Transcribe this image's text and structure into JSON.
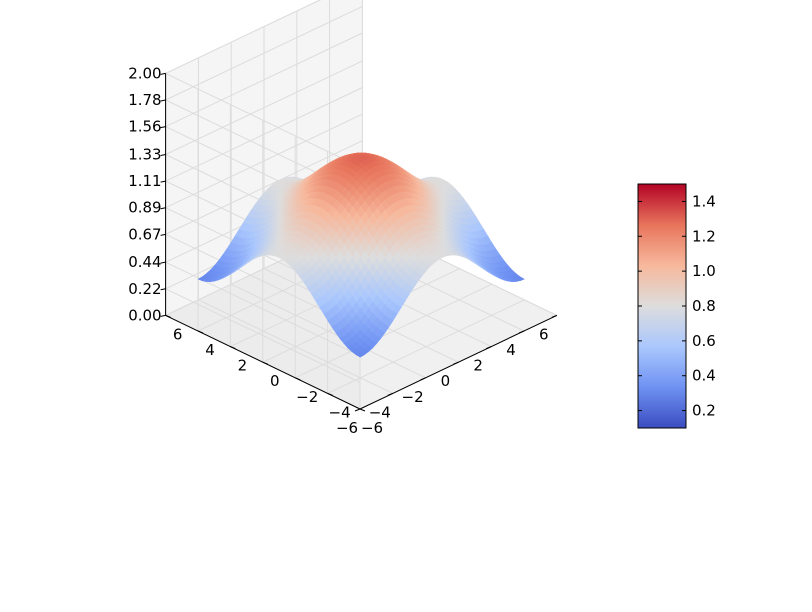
{
  "chart_data": {
    "type": "surface",
    "title": "",
    "xlabel": "",
    "ylabel": "",
    "zlabel": "",
    "colormap": "coolwarm",
    "colormap_colors": [
      "#3b4cc0",
      "#6f92f3",
      "#aac7fd",
      "#dddddd",
      "#f7b89c",
      "#e7745b",
      "#b40426"
    ],
    "pane_color": "#f2f2f2",
    "grid": true,
    "x_range": [
      -6,
      6
    ],
    "y_range": [
      -6,
      6
    ],
    "z_range": [
      0.0,
      2.0
    ],
    "x_ticks": [
      -6,
      -4,
      -2,
      0,
      2,
      4,
      6
    ],
    "y_ticks": [
      -6,
      -4,
      -2,
      0,
      2,
      4,
      6
    ],
    "x_tick_labels": [
      "−6",
      "−4",
      "−2",
      "0",
      "2",
      "4",
      "6"
    ],
    "y_tick_labels": [
      "−6",
      "−4",
      "−2",
      "0",
      "2",
      "4",
      "6"
    ],
    "z_ticks": [
      0.0,
      0.22,
      0.44,
      0.67,
      0.89,
      1.11,
      1.33,
      1.56,
      1.78,
      2.0
    ],
    "z_tick_labels": [
      "0.00",
      "0.22",
      "0.44",
      "0.67",
      "0.89",
      "1.11",
      "1.33",
      "1.56",
      "1.78",
      "2.00"
    ],
    "surface": {
      "x_range": [
        -5,
        5
      ],
      "y_range": [
        -5,
        5
      ],
      "min_value": 0.1,
      "max_value": 1.5
    },
    "colorbar": {
      "range": [
        0.1,
        1.5
      ],
      "ticks": [
        0.2,
        0.4,
        0.6,
        0.8,
        1.0,
        1.2,
        1.4
      ],
      "tick_labels": [
        "0.2",
        "0.4",
        "0.6",
        "0.8",
        "1.0",
        "1.2",
        "1.4"
      ]
    }
  }
}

════

• [DIRECTIONS]
Excluding the pictures, reproduce every entry exactly as given.

• [CORRECT RESPONSE]
Transcribe this image's text and structure into JSON.
{
  "chart_data": {
    "type": "surface",
    "title": "",
    "xlabel": "",
    "ylabel": "",
    "zlabel": "",
    "colormap": "coolwarm",
    "colormap_colors": [
      "#3b4cc0",
      "#6f92f3",
      "#aac7fd",
      "#dddddd",
      "#f7b89c",
      "#e7745b",
      "#b40426"
    ],
    "pane_color": "#f2f2f2",
    "grid": true,
    "x_range": [
      -6,
      6
    ],
    "y_range": [
      -6,
      6
    ],
    "z_range": [
      0.0,
      2.0
    ],
    "x_ticks": [
      -6,
      -4,
      -2,
      0,
      2,
      4,
      6
    ],
    "y_ticks": [
      -6,
      -4,
      -2,
      0,
      2,
      4,
      6
    ],
    "x_tick_labels": [
      "−6",
      "−4",
      "−2",
      "0",
      "2",
      "4",
      "6"
    ],
    "y_tick_labels": [
      "−6",
      "−4",
      "−2",
      "0",
      "2",
      "4",
      "6"
    ],
    "z_ticks": [
      0.0,
      0.22,
      0.44,
      0.67,
      0.89,
      1.11,
      1.33,
      1.56,
      1.78,
      2.0
    ],
    "z_tick_labels": [
      "0.00",
      "0.22",
      "0.44",
      "0.67",
      "0.89",
      "1.11",
      "1.33",
      "1.56",
      "1.78",
      "2.00"
    ],
    "surface": {
      "x_range": [
        -5,
        5
      ],
      "y_range": [
        -5,
        5
      ],
      "min_value": 0.1,
      "max_value": 1.5
    },
    "colorbar": {
      "range": [
        0.1,
        1.5
      ],
      "ticks": [
        0.2,
        0.4,
        0.6,
        0.8,
        1.0,
        1.2,
        1.4
      ],
      "tick_labels": [
        "0.2",
        "0.4",
        "0.6",
        "0.8",
        "1.0",
        "1.2",
        "1.4"
      ]
    }
  }
}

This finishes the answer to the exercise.